▶ YOUR TASK:
Give the number of lines in the data that hold the word "Ostracoda", and nothing else.

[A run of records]
* begin *

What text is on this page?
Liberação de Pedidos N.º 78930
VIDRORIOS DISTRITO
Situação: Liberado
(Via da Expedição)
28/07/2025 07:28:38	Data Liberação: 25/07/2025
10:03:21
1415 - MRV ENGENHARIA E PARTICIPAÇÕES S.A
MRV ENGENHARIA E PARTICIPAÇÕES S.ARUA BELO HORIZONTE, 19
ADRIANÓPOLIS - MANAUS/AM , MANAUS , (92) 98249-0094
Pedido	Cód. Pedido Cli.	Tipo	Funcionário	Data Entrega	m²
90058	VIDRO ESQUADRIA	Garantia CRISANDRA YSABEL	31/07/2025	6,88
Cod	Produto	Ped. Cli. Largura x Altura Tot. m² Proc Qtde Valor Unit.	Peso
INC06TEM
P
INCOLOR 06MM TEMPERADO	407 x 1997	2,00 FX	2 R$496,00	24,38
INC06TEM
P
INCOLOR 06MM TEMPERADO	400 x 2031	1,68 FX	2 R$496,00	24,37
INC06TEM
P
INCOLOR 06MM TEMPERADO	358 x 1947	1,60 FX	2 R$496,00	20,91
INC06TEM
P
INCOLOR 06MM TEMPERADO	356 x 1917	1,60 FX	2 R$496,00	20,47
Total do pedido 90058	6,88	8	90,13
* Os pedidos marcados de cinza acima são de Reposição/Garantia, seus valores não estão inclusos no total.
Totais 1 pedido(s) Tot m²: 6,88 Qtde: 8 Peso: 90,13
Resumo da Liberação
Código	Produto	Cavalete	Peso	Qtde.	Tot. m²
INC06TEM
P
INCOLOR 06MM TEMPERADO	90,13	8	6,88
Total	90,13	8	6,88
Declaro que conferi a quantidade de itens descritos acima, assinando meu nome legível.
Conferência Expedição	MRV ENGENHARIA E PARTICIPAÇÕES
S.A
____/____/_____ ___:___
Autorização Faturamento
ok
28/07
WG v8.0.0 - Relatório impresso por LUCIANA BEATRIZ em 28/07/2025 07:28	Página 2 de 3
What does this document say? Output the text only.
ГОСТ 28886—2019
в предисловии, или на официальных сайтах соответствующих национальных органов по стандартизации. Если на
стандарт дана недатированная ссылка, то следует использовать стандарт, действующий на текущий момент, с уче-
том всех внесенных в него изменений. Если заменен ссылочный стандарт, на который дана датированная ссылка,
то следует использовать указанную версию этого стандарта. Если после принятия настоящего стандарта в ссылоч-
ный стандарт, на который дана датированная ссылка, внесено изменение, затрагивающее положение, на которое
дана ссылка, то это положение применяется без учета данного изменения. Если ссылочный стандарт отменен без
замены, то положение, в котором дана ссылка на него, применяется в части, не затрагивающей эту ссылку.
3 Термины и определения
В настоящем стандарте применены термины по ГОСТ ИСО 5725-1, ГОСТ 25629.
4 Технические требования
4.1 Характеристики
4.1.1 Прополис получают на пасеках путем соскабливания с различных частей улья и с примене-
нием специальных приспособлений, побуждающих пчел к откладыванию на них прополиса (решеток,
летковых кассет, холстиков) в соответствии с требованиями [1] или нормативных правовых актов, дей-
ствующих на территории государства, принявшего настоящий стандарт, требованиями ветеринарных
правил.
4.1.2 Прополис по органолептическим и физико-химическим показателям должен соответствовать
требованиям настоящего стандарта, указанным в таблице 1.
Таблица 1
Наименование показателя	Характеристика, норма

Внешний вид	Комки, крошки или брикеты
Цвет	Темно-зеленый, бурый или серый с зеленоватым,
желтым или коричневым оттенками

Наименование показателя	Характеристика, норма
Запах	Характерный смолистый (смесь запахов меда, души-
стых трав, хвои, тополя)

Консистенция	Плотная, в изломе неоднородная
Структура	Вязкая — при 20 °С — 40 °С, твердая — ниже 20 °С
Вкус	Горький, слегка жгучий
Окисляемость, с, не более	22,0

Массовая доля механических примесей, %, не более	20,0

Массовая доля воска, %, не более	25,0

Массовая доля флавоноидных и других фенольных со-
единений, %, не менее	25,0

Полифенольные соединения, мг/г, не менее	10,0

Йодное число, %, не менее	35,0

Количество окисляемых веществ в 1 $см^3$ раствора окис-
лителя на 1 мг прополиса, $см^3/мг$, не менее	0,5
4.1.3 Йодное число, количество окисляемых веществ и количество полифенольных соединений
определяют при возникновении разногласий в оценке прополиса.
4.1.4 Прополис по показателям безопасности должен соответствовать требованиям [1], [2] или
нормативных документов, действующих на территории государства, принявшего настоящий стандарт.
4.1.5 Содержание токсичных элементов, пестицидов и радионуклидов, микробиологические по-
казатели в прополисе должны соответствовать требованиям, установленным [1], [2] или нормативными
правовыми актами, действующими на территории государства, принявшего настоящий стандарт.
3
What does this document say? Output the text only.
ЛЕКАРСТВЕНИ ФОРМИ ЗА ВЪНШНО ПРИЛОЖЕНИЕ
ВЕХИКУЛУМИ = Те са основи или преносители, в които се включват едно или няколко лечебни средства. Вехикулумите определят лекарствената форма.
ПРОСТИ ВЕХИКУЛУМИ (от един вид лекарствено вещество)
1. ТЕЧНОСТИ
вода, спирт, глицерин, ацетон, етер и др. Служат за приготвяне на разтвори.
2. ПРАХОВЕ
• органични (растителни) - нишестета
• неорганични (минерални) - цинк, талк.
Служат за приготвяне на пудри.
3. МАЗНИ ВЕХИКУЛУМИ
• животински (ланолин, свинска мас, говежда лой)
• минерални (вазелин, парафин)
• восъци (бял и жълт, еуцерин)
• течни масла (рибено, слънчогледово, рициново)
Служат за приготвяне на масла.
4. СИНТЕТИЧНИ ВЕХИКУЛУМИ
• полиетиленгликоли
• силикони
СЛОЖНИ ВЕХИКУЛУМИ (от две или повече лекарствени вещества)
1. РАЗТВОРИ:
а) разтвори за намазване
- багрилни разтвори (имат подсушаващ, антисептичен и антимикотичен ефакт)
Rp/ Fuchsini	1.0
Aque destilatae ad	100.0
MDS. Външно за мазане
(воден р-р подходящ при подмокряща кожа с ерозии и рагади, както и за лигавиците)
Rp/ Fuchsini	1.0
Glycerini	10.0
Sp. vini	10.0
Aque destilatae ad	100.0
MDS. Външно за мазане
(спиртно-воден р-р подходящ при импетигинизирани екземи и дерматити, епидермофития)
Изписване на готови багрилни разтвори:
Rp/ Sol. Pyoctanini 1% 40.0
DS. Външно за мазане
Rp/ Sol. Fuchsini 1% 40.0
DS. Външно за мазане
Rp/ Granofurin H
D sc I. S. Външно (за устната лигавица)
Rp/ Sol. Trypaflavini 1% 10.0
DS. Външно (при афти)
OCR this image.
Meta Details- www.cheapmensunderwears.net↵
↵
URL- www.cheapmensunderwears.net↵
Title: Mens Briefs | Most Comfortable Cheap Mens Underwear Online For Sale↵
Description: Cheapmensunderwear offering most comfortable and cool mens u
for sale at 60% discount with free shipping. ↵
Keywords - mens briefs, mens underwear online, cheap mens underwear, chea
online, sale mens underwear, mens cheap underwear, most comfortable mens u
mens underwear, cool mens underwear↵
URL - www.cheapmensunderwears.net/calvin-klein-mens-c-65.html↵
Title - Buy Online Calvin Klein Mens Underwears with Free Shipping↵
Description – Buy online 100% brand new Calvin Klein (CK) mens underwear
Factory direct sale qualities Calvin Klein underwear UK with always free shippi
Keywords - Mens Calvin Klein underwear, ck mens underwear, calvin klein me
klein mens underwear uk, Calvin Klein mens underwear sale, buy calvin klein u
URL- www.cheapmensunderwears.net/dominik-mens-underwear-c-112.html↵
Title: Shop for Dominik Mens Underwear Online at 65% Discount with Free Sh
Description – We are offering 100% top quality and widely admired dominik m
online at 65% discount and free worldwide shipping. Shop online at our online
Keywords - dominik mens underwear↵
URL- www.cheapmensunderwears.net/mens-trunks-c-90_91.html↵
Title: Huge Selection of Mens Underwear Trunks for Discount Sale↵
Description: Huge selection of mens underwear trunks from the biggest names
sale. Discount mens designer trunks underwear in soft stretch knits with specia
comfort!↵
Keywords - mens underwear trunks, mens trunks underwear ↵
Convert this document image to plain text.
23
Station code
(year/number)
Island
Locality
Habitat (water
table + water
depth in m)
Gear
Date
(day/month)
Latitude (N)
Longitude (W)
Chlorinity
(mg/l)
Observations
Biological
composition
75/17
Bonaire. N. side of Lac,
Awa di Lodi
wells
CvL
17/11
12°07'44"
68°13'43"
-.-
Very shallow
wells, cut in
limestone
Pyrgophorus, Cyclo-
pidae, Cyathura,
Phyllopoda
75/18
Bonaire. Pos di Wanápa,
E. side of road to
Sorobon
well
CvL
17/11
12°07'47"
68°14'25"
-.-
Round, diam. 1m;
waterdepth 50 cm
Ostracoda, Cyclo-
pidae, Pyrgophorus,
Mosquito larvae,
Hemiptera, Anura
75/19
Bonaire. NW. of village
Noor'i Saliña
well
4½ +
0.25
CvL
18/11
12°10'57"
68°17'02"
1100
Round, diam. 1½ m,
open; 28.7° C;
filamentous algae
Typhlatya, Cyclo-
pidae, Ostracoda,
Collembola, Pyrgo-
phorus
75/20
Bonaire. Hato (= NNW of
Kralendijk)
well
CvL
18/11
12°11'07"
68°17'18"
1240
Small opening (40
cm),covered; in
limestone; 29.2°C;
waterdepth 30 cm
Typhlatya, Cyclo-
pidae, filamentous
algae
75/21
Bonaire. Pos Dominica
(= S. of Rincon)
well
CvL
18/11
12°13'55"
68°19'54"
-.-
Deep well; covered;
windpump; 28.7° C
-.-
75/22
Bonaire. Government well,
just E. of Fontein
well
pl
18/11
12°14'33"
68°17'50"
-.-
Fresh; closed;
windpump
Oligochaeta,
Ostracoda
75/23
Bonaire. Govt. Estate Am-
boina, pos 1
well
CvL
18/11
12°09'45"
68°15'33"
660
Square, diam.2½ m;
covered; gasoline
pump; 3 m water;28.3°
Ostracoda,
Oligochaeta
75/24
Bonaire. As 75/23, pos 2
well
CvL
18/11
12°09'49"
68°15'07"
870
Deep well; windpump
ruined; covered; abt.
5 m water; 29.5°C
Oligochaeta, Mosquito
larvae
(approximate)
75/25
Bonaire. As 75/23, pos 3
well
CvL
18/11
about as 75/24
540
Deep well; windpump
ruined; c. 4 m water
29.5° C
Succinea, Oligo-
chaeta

* end *

▶ RESULT FOR THIS EXERCISE:
4